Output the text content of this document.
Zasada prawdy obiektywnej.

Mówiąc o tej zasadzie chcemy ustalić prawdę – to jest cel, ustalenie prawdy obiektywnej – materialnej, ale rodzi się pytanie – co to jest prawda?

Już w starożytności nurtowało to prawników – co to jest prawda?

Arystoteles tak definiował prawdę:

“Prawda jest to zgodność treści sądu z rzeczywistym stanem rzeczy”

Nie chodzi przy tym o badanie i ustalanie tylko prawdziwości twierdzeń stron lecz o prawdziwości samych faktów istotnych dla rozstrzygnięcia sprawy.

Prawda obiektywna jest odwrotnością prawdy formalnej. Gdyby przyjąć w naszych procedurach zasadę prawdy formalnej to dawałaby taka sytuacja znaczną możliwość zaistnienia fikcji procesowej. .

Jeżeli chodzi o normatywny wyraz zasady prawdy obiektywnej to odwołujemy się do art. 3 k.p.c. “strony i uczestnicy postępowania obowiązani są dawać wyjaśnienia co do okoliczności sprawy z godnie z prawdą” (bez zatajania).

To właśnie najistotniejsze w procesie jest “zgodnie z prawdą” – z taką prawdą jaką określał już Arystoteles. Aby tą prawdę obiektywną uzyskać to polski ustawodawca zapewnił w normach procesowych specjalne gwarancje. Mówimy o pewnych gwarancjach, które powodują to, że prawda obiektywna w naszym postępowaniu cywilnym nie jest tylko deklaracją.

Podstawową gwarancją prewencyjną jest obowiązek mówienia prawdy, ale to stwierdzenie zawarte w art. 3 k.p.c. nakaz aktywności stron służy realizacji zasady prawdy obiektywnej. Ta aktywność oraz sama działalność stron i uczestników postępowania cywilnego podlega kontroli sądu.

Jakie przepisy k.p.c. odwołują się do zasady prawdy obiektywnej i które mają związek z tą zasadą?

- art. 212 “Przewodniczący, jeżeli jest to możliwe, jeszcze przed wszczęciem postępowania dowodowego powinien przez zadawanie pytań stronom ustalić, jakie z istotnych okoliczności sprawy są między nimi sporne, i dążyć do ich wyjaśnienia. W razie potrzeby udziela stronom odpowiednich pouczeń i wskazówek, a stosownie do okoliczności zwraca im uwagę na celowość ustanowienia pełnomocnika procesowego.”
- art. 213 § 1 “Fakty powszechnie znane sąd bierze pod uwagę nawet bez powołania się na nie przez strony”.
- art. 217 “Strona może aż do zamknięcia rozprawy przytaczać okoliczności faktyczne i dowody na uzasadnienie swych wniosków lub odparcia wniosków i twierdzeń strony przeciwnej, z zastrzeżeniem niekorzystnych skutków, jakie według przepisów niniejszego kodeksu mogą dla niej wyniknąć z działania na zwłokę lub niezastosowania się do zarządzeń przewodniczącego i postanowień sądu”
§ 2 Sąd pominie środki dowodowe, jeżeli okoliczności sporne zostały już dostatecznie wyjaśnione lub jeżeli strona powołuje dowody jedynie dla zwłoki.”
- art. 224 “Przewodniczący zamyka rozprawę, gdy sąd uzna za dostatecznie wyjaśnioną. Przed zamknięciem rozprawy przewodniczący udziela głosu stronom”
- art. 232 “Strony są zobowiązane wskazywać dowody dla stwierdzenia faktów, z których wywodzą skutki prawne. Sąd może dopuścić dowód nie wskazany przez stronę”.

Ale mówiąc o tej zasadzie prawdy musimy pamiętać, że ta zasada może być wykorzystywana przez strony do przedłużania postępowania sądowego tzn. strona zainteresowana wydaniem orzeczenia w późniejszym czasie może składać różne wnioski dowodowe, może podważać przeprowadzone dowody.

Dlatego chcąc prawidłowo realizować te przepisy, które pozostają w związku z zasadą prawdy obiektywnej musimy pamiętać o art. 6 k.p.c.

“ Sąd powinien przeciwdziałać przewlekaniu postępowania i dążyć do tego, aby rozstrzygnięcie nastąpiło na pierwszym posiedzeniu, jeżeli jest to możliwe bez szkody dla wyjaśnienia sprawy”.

▬▬▬▬▬▬▬▬▬▬

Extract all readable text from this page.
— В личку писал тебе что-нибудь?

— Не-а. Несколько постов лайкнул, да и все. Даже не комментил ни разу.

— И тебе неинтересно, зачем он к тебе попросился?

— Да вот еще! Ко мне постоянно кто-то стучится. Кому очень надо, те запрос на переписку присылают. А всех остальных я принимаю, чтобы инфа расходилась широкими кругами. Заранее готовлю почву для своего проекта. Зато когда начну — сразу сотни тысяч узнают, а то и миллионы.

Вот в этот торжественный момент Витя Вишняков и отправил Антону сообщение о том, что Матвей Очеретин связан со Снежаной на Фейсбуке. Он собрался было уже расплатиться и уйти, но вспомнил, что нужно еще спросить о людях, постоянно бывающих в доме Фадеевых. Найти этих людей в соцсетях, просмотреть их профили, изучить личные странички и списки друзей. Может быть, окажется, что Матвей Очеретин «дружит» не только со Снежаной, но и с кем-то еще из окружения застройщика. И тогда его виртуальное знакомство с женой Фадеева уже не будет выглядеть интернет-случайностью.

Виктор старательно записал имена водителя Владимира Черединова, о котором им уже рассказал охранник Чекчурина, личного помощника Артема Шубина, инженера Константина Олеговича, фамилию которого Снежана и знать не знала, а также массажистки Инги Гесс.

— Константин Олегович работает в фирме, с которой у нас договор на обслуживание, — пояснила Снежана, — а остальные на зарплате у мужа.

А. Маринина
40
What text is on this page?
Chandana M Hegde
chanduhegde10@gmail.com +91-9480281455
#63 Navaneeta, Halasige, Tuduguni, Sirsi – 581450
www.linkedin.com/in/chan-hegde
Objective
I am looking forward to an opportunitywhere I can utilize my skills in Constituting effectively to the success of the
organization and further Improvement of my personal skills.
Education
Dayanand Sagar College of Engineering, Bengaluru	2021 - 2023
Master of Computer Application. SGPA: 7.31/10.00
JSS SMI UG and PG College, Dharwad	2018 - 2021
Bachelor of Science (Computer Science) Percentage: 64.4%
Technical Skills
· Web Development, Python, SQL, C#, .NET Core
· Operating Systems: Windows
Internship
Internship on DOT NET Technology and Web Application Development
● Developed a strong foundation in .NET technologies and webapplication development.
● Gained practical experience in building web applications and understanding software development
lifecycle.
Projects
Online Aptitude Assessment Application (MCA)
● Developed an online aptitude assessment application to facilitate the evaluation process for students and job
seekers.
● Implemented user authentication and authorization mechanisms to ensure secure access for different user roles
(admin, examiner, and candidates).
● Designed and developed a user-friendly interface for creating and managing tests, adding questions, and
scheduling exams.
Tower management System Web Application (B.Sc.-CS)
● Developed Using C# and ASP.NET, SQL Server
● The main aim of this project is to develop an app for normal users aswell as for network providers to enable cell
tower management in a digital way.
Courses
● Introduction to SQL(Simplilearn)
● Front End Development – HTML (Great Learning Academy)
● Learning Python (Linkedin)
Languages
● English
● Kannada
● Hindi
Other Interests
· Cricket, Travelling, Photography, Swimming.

▬▬▬▬▬▬▬▬▬▬

Task goal: Isolate the lines that hold the word "dążyć" and copy all of them.

Exercise response:
- art. 212 “Przewodniczący, jeżeli jest to możliwe, jeszcze przed wszczęciem postępowania dowodowego powinien przez zadawanie pytań stronom ustalić, jakie z istotnych okoliczności sprawy są między nimi sporne, i dążyć do ich wyjaśnienia. W razie potrzeby udziela stronom odpowiednich pouczeń i wskazówek, a stosownie do okoliczności zwraca im uwagę na celowość ustanowienia pełnomocnika procesowego.”
“ Sąd powinien przeciwdziałać przewlekaniu postępowania i dążyć do tego, aby rozstrzygnięcie nastąpiło na pierwszym posiedzeniu, jeżeli jest to możliwe bez szkody dla wyjaśnienia sprawy”.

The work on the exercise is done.